(Records from a data collection)
----------------
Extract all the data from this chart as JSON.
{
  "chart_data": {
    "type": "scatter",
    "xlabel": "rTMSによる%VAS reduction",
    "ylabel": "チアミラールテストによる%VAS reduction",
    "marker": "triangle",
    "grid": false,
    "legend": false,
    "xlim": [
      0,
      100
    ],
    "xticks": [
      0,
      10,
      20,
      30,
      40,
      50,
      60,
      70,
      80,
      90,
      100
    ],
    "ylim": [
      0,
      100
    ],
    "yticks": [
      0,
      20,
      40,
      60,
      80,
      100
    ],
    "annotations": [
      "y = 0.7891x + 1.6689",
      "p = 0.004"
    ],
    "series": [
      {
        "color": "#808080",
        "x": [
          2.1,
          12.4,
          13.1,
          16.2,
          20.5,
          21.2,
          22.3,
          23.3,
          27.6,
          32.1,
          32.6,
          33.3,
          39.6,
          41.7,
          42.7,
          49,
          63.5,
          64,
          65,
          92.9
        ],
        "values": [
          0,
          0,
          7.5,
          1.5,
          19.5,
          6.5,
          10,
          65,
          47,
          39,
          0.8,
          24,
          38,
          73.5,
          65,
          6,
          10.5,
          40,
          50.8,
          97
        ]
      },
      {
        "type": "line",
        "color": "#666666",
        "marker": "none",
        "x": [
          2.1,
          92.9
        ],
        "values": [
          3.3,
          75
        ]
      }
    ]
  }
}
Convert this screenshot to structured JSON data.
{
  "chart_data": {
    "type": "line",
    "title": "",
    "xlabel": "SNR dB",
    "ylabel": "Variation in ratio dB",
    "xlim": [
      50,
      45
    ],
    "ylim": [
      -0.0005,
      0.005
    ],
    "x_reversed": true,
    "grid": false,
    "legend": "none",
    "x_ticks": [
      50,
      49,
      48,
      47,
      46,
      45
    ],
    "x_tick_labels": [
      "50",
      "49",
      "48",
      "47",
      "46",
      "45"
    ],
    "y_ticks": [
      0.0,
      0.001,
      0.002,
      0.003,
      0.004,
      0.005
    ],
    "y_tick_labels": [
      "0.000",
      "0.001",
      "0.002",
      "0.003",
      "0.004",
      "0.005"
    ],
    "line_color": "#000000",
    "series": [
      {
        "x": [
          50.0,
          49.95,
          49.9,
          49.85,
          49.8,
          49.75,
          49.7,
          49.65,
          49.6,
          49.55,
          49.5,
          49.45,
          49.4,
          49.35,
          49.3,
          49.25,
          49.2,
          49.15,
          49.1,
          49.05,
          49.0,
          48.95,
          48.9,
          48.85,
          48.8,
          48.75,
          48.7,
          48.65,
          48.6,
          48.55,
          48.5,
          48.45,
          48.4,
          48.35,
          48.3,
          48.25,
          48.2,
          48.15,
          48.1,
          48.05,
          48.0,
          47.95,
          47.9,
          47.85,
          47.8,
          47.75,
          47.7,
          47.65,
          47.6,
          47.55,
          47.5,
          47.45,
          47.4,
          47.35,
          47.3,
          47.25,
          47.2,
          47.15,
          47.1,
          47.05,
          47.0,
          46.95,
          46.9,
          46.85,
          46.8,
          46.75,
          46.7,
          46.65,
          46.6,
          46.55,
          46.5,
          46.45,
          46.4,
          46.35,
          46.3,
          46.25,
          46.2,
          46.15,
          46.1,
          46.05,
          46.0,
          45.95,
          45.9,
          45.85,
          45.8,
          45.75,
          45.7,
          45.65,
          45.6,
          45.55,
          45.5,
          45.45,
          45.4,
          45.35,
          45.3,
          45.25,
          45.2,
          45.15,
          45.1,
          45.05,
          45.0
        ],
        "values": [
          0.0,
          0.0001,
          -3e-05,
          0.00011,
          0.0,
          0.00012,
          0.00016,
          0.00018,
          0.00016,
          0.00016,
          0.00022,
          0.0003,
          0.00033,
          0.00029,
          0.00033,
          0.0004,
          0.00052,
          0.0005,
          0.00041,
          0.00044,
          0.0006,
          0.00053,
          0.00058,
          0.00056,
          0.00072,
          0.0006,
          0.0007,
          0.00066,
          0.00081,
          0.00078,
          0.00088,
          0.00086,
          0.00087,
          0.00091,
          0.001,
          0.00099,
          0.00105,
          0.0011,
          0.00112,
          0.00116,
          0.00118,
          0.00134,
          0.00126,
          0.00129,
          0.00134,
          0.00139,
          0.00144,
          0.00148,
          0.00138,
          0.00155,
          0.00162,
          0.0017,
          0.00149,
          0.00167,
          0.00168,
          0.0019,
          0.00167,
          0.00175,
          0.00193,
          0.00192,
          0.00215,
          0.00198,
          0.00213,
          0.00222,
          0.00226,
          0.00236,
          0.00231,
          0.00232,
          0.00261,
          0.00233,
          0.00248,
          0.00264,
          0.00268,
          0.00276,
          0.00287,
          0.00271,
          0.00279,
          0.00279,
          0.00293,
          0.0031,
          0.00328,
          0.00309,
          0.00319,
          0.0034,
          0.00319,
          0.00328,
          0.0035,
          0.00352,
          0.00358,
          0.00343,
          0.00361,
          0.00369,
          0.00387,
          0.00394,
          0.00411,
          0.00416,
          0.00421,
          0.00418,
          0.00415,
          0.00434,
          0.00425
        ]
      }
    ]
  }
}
----------------
AIM:
Type out the entries again, word for word.

EXERCISE SOLUTION:
Extract all the data from this chart as JSON.
{
  "chart_data": {
    "type": "scatter",
    "xlabel": "rTMSによる%VAS reduction",
    "ylabel": "チアミラールテストによる%VAS reduction",
    "marker": "triangle",
    "grid": false,
    "legend": false,
    "xlim": [
      0,
      100
    ],
    "xticks": [
      0,
      10,
      20,
      30,
      40,
      50,
      60,
      70,
      80,
      90,
      100
    ],
    "ylim": [
      0,
      100
    ],
    "yticks": [
      0,
      20,
      40,
      60,
      80,
      100
    ],
    "annotations": [
      "y = 0.7891x + 1.6689",
      "p = 0.004"
    ],
    "series": [
      {
        "color": "#808080",
        "x": [
          2.1,
          12.4,
          13.1,
          16.2,
          20.5,
          21.2,
          22.3,
          23.3,
          27.6,
          32.1,
          32.6,
          33.3,
          39.6,
          41.7,
          42.7,
          49,
          63.5,
          64,
          65,
          92.9
        ],
        "values": [
          0,
          0,
          7.5,
          1.5,
          19.5,
          6.5,
          10,
          65,
          47,
          39,
          0.8,
          24,
          38,
          73.5,
          65,
          6,
          10.5,
          40,
          50.8,
          97
        ]
      },
      {
        "type": "line",
        "color": "#666666",
        "marker": "none",
        "x": [
          2.1,
          92.9
        ],
        "values": [
          3.3,
          75
        ]
      }
    ]
  }
}
Convert this screenshot to structured JSON data.
{
  "chart_data": {
    "type": "line",
    "title": "",
    "xlabel": "SNR dB",
    "ylabel": "Variation in ratio dB",
    "xlim": [
      50,
      45
    ],
    "ylim": [
      -0.0005,
      0.005
    ],
    "x_reversed": true,
    "grid": false,
    "legend": "none",
    "x_ticks": [
      50,
      49,
      48,
      47,
      46,
      45
    ],
    "x_tick_labels": [
      "50",
      "49",
      "48",
      "47",
      "46",
      "45"
    ],
    "y_ticks": [
      0.0,
      0.001,
      0.002,
      0.003,
      0.004,
      0.005
    ],
    "y_tick_labels": [
      "0.000",
      "0.001",
      "0.002",
      "0.003",
      "0.004",
      "0.005"
    ],
    "line_color": "#000000",
    "series": [
      {
        "x": [
          50.0,
          49.95,
          49.9,
          49.85,
          49.8,
          49.75,
          49.7,
          49.65,
          49.6,
          49.55,
          49.5,
          49.45,
          49.4,
          49.35,
          49.3,
          49.25,
          49.2,
          49.15,
          49.1,
          49.05,
          49.0,
          48.95,
          48.9,
          48.85,
          48.8,
          48.75,
          48.7,
          48.65,
          48.6,
          48.55,
          48.5,
          48.45,
          48.4,
          48.35,
          48.3,
          48.25,
          48.2,
          48.15,
          48.1,
          48.05,
          48.0,
          47.95,
          47.9,
          47.85,
          47.8,
          47.75,
          47.7,
          47.65,
          47.6,
          47.55,
          47.5,
          47.45,
          47.4,
          47.35,
          47.3,
          47.25,
          47.2,
          47.15,
          47.1,
          47.05,
          47.0,
          46.95,
          46.9,
          46.85,
          46.8,
          46.75,
          46.7,
          46.65,
          46.6,
          46.55,
          46.5,
          46.45,
          46.4,
          46.35,
          46.3,
          46.25,
          46.2,
          46.15,
          46.1,
          46.05,
          46.0,
          45.95,
          45.9,
          45.85,
          45.8,
          45.75,
          45.7,
          45.65,
          45.6,
          45.55,
          45.5,
          45.45,
          45.4,
          45.35,
          45.3,
          45.25,
          45.2,
          45.15,
          45.1,
          45.05,
          45.0
        ],
        "values": [
          0.0,
          0.0001,
          -3e-05,
          0.00011,
          0.0,
          0.00012,
          0.00016,
          0.00018,
          0.00016,
          0.00016,
          0.00022,
          0.0003,
          0.00033,
          0.00029,
          0.00033,
          0.0004,
          0.00052,
          0.0005,
          0.00041,
          0.00044,
          0.0006,
          0.00053,
          0.00058,
          0.00056,
          0.00072,
          0.0006,
          0.0007,
          0.00066,
          0.00081,
          0.00078,
          0.00088,
          0.00086,
          0.00087,
          0.00091,
          0.001,
          0.00099,
          0.00105,
          0.0011,
          0.00112,
          0.00116,
          0.00118,
          0.00134,
          0.00126,
          0.00129,
          0.00134,
          0.00139,
          0.00144,
          0.00148,
          0.00138,
          0.00155,
          0.00162,
          0.0017,
          0.00149,
          0.00167,
          0.00168,
          0.0019,
          0.00167,
          0.00175,
          0.00193,
          0.00192,
          0.00215,
          0.00198,
          0.00213,
          0.00222,
          0.00226,
          0.00236,
          0.00231,
          0.00232,
          0.00261,
          0.00233,
          0.00248,
          0.00264,
          0.00268,
          0.00276,
          0.00287,
          0.00271,
          0.00279,
          0.00279,
          0.00293,
          0.0031,
          0.00328,
          0.00309,
          0.00319,
          0.0034,
          0.00319,
          0.00328,
          0.0035,
          0.00352,
          0.00358,
          0.00343,
          0.00361,
          0.00369,
          0.00387,
          0.00394,
          0.00411,
          0.00416,
          0.00421,
          0.00418,
          0.00415,
          0.00434,
          0.00425
        ]
      }
    ]
  }
}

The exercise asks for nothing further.